BEGIN DATA SUPPLIED

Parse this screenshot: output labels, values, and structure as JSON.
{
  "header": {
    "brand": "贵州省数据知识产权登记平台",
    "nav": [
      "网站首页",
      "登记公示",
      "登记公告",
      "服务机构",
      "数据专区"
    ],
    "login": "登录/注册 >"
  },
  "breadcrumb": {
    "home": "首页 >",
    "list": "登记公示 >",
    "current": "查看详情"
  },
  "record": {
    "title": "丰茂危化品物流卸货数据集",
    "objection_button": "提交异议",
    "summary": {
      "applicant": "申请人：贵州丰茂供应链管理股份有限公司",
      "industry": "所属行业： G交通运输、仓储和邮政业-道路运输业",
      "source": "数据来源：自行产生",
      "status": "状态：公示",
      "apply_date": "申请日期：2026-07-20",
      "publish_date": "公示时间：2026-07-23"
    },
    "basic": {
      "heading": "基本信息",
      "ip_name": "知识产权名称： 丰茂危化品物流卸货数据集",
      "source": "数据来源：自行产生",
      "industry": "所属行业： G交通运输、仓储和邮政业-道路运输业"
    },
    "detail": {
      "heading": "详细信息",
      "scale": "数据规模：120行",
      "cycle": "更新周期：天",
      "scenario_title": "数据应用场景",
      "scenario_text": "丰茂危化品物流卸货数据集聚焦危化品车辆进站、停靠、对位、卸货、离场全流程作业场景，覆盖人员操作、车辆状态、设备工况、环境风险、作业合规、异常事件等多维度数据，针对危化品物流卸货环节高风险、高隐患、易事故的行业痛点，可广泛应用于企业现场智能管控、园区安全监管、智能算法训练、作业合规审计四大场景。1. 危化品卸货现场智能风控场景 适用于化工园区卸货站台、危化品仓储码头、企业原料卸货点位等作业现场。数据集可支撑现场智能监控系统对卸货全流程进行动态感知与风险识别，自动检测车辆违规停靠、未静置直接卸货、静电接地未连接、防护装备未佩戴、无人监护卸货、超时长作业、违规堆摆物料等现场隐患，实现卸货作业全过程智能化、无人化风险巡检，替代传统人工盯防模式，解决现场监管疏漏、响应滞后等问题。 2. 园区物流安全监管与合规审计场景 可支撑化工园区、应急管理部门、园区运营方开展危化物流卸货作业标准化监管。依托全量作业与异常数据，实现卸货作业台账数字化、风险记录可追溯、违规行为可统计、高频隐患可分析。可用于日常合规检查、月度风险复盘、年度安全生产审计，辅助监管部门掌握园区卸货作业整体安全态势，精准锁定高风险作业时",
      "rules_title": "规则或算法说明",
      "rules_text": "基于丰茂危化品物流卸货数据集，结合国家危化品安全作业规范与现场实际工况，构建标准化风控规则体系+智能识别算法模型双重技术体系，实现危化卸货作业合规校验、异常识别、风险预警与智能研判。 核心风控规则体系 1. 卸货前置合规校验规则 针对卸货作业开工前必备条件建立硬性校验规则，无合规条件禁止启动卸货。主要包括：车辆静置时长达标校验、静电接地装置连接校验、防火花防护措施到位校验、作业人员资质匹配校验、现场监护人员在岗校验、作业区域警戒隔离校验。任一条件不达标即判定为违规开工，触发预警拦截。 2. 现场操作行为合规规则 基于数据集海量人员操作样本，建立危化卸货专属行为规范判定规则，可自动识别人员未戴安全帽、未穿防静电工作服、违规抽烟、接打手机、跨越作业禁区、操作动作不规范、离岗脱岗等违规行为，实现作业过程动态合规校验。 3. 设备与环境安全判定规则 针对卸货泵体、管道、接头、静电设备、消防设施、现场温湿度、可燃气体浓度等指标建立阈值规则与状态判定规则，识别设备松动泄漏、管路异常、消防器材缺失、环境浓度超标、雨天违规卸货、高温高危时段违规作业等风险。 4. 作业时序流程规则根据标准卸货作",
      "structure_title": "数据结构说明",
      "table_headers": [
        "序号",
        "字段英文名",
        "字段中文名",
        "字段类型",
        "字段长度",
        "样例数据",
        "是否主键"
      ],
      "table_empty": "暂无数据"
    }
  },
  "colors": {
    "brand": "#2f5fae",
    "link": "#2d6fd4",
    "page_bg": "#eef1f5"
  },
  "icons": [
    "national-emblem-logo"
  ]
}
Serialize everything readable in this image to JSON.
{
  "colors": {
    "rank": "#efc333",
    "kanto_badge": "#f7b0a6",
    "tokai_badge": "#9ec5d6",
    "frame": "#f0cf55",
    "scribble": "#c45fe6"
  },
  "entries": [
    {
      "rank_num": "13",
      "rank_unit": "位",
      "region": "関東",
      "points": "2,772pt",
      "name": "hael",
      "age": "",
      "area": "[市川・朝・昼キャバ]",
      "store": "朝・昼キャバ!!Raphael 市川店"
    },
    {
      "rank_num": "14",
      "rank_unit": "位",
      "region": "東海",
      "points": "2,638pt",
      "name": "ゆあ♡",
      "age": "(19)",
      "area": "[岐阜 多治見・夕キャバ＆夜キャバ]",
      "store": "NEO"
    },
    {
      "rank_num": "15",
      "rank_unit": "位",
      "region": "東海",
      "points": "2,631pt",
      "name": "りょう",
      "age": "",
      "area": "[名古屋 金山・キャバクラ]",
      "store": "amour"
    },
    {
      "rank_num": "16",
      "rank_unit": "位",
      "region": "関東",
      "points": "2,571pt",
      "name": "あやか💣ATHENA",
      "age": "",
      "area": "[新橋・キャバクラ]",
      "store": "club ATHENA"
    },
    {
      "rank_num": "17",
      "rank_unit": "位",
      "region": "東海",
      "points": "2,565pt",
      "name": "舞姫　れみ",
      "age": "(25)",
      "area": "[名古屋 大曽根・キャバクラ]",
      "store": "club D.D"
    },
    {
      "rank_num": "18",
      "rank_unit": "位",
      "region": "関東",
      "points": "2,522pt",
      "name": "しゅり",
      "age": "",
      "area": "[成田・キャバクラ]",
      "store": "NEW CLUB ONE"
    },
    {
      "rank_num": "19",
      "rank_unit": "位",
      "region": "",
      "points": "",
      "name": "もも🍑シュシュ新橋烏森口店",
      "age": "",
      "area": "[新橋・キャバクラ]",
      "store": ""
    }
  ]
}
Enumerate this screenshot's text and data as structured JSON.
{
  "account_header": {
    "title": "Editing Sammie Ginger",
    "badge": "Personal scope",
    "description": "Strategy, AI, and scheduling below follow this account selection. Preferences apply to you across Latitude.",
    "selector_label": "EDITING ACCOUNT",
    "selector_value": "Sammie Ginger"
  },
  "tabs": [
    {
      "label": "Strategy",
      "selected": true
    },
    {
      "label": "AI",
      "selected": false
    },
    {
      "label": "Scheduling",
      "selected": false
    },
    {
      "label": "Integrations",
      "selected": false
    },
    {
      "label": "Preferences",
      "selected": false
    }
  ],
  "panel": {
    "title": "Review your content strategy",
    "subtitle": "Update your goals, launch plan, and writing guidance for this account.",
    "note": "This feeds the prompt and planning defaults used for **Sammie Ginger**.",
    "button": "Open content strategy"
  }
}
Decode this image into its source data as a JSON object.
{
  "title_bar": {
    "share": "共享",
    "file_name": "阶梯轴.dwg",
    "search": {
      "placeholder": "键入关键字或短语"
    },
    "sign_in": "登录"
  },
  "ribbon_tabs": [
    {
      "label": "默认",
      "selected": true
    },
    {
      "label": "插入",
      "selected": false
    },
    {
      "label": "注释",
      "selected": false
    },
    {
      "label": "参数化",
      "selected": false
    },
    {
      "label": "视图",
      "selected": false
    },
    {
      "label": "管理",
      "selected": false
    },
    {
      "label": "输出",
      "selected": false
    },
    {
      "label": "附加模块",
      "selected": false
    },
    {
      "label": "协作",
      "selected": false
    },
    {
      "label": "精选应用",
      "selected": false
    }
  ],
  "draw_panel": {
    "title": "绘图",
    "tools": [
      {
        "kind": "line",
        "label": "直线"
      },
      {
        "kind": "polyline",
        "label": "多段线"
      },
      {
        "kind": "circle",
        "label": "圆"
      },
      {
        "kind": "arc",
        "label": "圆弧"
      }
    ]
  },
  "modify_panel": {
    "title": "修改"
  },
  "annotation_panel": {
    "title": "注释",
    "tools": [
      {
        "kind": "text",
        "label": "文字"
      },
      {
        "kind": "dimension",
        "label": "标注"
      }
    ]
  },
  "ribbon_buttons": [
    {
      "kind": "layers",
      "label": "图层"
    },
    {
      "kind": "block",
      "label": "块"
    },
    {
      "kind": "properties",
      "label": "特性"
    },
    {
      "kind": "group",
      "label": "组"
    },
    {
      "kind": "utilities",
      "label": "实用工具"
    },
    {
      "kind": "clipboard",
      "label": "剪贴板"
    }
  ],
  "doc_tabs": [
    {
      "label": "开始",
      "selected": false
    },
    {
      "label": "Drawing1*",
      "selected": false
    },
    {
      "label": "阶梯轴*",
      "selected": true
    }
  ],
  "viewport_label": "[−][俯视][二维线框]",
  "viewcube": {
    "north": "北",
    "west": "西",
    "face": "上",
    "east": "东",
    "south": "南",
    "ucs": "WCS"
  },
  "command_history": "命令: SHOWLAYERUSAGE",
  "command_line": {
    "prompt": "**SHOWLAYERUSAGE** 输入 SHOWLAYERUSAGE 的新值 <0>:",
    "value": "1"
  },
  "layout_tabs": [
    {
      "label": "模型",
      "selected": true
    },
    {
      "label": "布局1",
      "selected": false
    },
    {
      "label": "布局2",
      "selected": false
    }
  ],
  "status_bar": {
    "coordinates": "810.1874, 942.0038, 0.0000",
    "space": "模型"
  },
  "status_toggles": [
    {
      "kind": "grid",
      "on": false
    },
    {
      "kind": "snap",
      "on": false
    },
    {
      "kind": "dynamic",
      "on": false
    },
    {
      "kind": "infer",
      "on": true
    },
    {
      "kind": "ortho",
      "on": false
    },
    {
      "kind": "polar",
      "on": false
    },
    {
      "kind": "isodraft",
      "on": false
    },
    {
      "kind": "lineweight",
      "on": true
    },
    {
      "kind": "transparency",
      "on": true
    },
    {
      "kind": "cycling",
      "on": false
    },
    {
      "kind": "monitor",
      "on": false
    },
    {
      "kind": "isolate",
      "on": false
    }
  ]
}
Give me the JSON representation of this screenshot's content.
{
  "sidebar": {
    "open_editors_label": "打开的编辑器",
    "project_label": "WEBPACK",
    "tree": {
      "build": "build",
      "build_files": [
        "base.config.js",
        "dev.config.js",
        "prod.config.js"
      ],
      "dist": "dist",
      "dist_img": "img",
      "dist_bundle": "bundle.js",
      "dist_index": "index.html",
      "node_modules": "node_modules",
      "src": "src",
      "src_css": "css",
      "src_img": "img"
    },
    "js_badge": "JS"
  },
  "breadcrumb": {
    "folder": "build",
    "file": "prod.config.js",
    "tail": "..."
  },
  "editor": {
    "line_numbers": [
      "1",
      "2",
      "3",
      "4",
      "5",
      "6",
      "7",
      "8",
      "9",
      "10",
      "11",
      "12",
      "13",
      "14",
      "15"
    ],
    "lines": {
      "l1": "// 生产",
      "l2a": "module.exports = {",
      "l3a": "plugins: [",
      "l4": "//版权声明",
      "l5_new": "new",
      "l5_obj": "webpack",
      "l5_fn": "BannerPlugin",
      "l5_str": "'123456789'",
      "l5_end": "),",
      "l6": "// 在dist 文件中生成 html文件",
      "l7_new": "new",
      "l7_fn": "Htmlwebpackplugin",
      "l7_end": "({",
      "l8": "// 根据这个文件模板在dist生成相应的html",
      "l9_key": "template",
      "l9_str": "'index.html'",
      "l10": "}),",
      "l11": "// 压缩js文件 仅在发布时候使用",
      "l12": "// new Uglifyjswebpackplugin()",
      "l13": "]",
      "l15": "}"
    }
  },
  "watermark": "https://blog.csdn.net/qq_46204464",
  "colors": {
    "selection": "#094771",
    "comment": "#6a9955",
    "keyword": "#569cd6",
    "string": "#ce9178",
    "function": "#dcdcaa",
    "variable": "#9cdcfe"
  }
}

END DATA SUPPLIED

AIM OF THE TASK:
Your task is to return, exactly and on their own, the lines from the one containing "Give me the" through the last line of the listing.

EXERCISE RESULT:
Give me the JSON representation of this screenshot's content.
{
  "sidebar": {
    "open_editors_label": "打开的编辑器",
    "project_label": "WEBPACK",
    "tree": {
      "build": "build",
      "build_files": [
        "base.config.js",
        "dev.config.js",
        "prod.config.js"
      ],
      "dist": "dist",
      "dist_img": "img",
      "dist_bundle": "bundle.js",
      "dist_index": "index.html",
      "node_modules": "node_modules",
      "src": "src",
      "src_css": "css",
      "src_img": "img"
    },
    "js_badge": "JS"
  },
  "breadcrumb": {
    "folder": "build",
    "file": "prod.config.js",
    "tail": "..."
  },
  "editor": {
    "line_numbers": [
      "1",
      "2",
      "3",
      "4",
      "5",
      "6",
      "7",
      "8",
      "9",
      "10",
      "11",
      "12",
      "13",
      "14",
      "15"
    ],
    "lines": {
      "l1": "// 生产",
      "l2a": "module.exports = {",
      "l3a": "plugins: [",
      "l4": "//版权声明",
      "l5_new": "new",
      "l5_obj": "webpack",
      "l5_fn": "BannerPlugin",
      "l5_str": "'123456789'",
      "l5_end": "),",
      "l6": "// 在dist 文件中生成 html文件",
      "l7_new": "new",
      "l7_fn": "Htmlwebpackplugin",
      "l7_end": "({",
      "l8": "// 根据这个文件模板在dist生成相应的html",
      "l9_key": "template",
      "l9_str": "'index.html'",
      "l10": "}),",
      "l11": "// 压缩js文件 仅在发布时候使用",
      "l12": "// new Uglifyjswebpackplugin()",
      "l13": "]",
      "l15": "}"
    }
  },
  "watermark": "https://blog.csdn.net/qq_46204464",
  "colors": {
    "selection": "#094771",
    "comment": "#6a9955",
    "keyword": "#569cd6",
    "string": "#ce9178",
    "function": "#dcdcaa",
    "variable": "#9cdcfe"
  }
}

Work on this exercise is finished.